Stored records:
=====

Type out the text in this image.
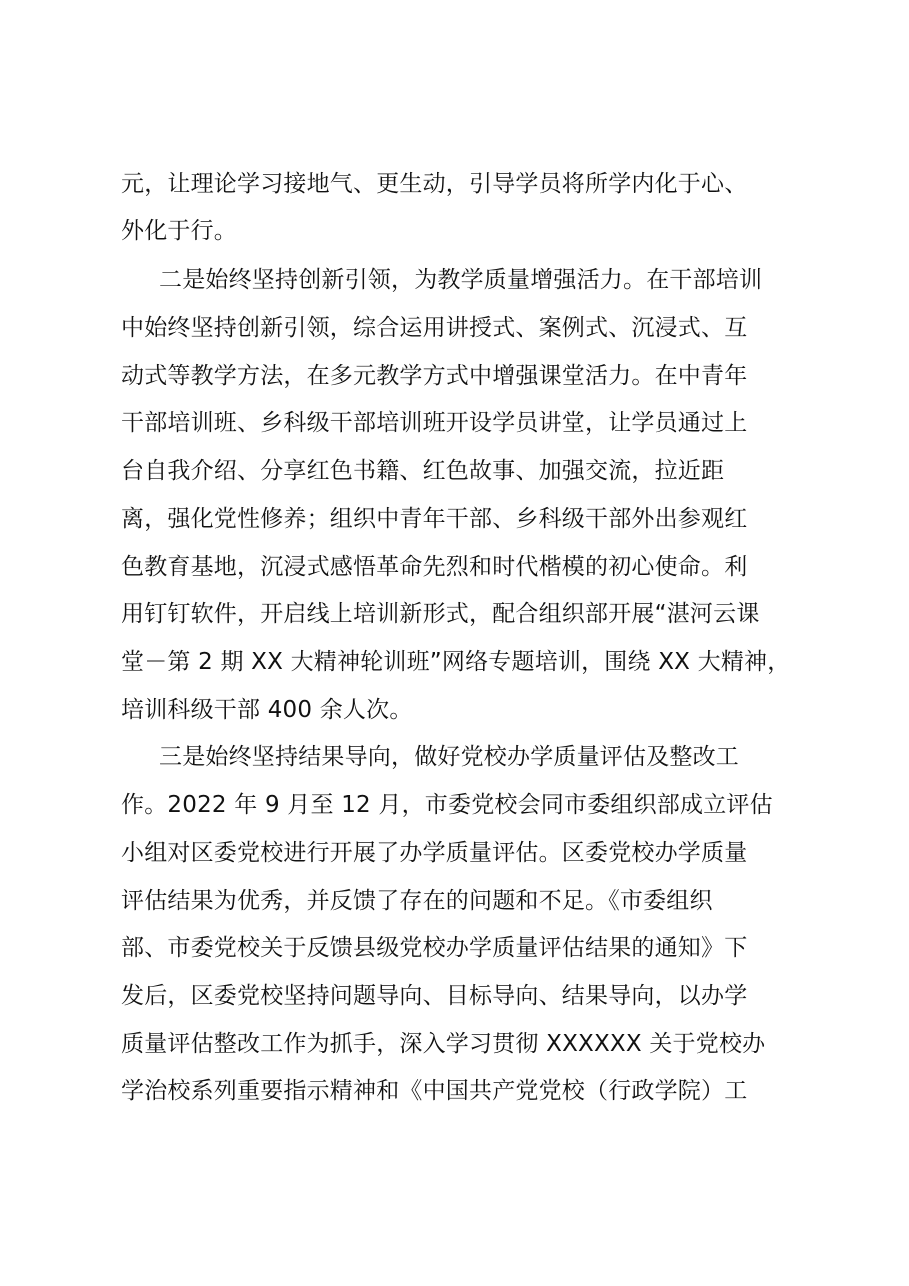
元，让理论学习接地气、更生动，引导学员将所学内化于心、
外化于行。
二是始终坚持创新引领，为教学质量增强活力。在干部培训
中始终坚持创新引领，综合运用讲授式、案例式、沉浸式、互
动式等教学方法，在多元教学方式中增强课堂活力。在中青年
干部培训班、乡科级干部培训班开设学员讲堂，让学员通过上
台自我介绍、分享红色书籍、红色故事、加强交流，拉近距
离，强化党性修养；组织中青年干部、乡科级干部外出参观红
色教育基地，沉浸式感悟革命先烈和时代楷模的初心使命。利
用钉钉软件，开启线上培训新形式，配合组织部开展“湛河云课
堂－第 2 期 XX 大精神轮训班”网络专题培训，围绕 XX 大精神，
培训科级干部 400 余人次。
三是始终坚持结果导向，做好党校办学质量评估及整改工
作。2022 年 9 月至 12 月，市委党校会同市委组织部成立评估
小组对区委党校进行开展了办学质量评估。区委党校办学质量
评估结果为优秀，并反馈了存在的问题和不足。《市委组织
部、市委党校关于反馈县级党校办学质量评估结果的通知》下
发后，区委党校坚持问题导向、目标导向、结果导向，以办学
质量评估整改工作为抓手，深入学习贯彻 XXXXXX 关于党校办
学治校系列重要指示精神和《中国共产党党校（行政学院）工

=====

__Problem requirements__
Your copy should match the entries exactly, minus the pictures.

__Task output__
Type out the text in this image.
元，让理论学习接地气、更生动，引导学员将所学内化于心、
外化于行。
二是始终坚持创新引领，为教学质量增强活力。在干部培训
中始终坚持创新引领，综合运用讲授式、案例式、沉浸式、互
动式等教学方法，在多元教学方式中增强课堂活力。在中青年
干部培训班、乡科级干部培训班开设学员讲堂，让学员通过上
台自我介绍、分享红色书籍、红色故事、加强交流，拉近距
离，强化党性修养；组织中青年干部、乡科级干部外出参观红
色教育基地，沉浸式感悟革命先烈和时代楷模的初心使命。利
用钉钉软件，开启线上培训新形式，配合组织部开展“湛河云课
堂－第 2 期 XX 大精神轮训班”网络专题培训，围绕 XX 大精神，
培训科级干部 400 余人次。
三是始终坚持结果导向，做好党校办学质量评估及整改工
作。2022 年 9 月至 12 月，市委党校会同市委组织部成立评估
小组对区委党校进行开展了办学质量评估。区委党校办学质量
评估结果为优秀，并反馈了存在的问题和不足。《市委组织
部、市委党校关于反馈县级党校办学质量评估结果的通知》下
发后，区委党校坚持问题导向、目标导向、结果导向，以办学
质量评估整改工作为抓手，深入学习贯彻 XXXXXX 关于党校办
学治校系列重要指示精神和《中国共产党党校（行政学院）工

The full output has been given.